**Short exercise:** Can you copy the rows that open with the line containing "x-tick-2010: 2010 xyxy=(574,323,611,359)" and close with the line containing "gridline-520 xyxy=(110,313,650,314)", both included, character for character?

**Dataset records:**
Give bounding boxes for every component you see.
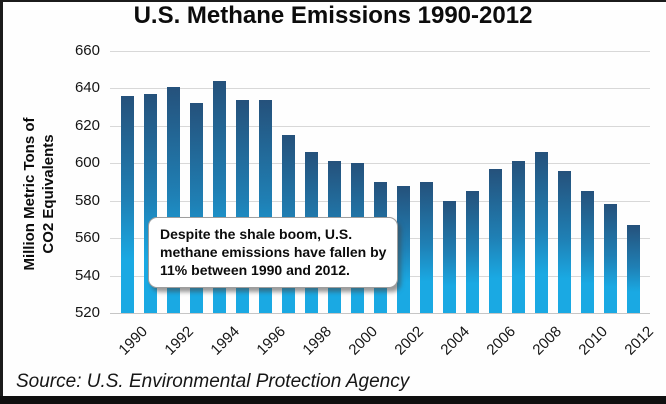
x-tick-2010: 2010 xyxy=(574,323,611,359)
top-border xyxy=(0,0,666,2)
bar-2008 xyxy=(535,152,548,313)
source-text: Source: U.S. Environmental Protection Ag… xyxy=(16,371,410,392)
x-tick-2006: 2006 xyxy=(482,323,519,359)
bar-2012 xyxy=(627,225,640,313)
y-axis-ticks: 520 540 560 580 600 620 640 660 xyxy=(34,42,100,321)
gridline-640 xyxy=(110,88,650,90)
x-tick-2012: 2012 xyxy=(620,323,657,359)
gridline-620 xyxy=(110,125,650,127)
bar-2004 xyxy=(443,200,456,313)
bar-1990 xyxy=(121,95,134,313)
left-border xyxy=(0,0,3,404)
bar-2009 xyxy=(558,170,571,313)
bar-2007 xyxy=(512,161,525,313)
gridline-660 xyxy=(110,51,650,52)
y-tick-560: 560 xyxy=(74,229,100,247)
gridline-520 xyxy=(110,313,650,314)
y-tick-520: 520 xyxy=(74,304,100,321)
bar-2011 xyxy=(604,204,617,313)
bar-2002 xyxy=(397,185,410,313)
y-tick-640: 640 xyxy=(74,79,100,97)
y-tick-660: 660 xyxy=(74,42,100,59)
gridline-600 xyxy=(110,163,650,165)
bar-2005 xyxy=(466,191,479,313)
y-tick-580: 580 xyxy=(74,191,100,209)
bar-2006 xyxy=(489,168,502,313)
y-tick-620: 620 xyxy=(74,116,100,134)
chart-title: U.S. Methane Emissions 1990-2012 xyxy=(133,2,533,29)
annotation-box: Despite the shale boom, U.S. methane emi… xyxy=(148,217,398,288)
bottom-border xyxy=(0,396,666,404)
y-tick-540: 540 xyxy=(74,266,100,284)
bar-2003 xyxy=(420,182,433,313)
x-tick-2008: 2008 xyxy=(528,323,565,359)
bar-2010 xyxy=(581,191,594,313)
y-tick-600: 600 xyxy=(74,154,100,172)
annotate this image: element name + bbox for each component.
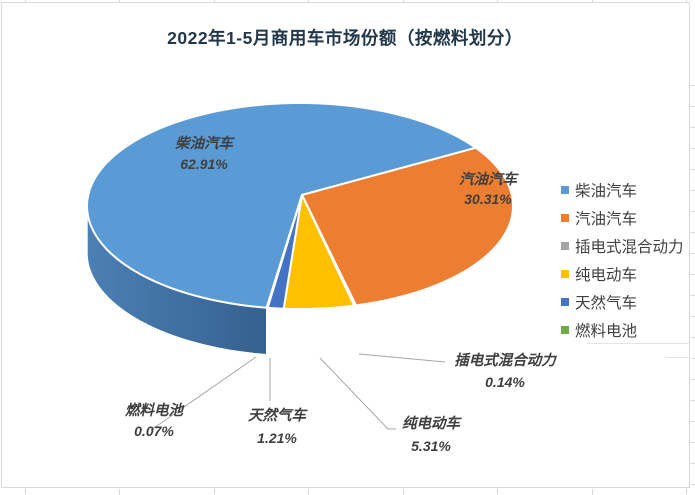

**Answer to the problem:**
x-tick-2010: 2010 xyxy=(574,323,611,359)
top-border xyxy=(0,0,666,2)
bar-2008 xyxy=(535,152,548,313)
source-text: Source: U.S. Environmental Protection Ag… xyxy=(16,371,410,392)
x-tick-2006: 2006 xyxy=(482,323,519,359)
bar-2012 xyxy=(627,225,640,313)
y-axis-ticks: 520 540 560 580 600 620 640 660 xyxy=(34,42,100,321)
gridline-640 xyxy=(110,88,650,90)
x-tick-2012: 2012 xyxy=(620,323,657,359)
gridline-620 xyxy=(110,125,650,127)
bar-2004 xyxy=(443,200,456,313)
bar-1990 xyxy=(121,95,134,313)
left-border xyxy=(0,0,3,404)
bar-2009 xyxy=(558,170,571,313)
bar-2007 xyxy=(512,161,525,313)
gridline-660 xyxy=(110,51,650,52)
y-tick-560: 560 xyxy=(74,229,100,247)
gridline-520 xyxy=(110,313,650,314)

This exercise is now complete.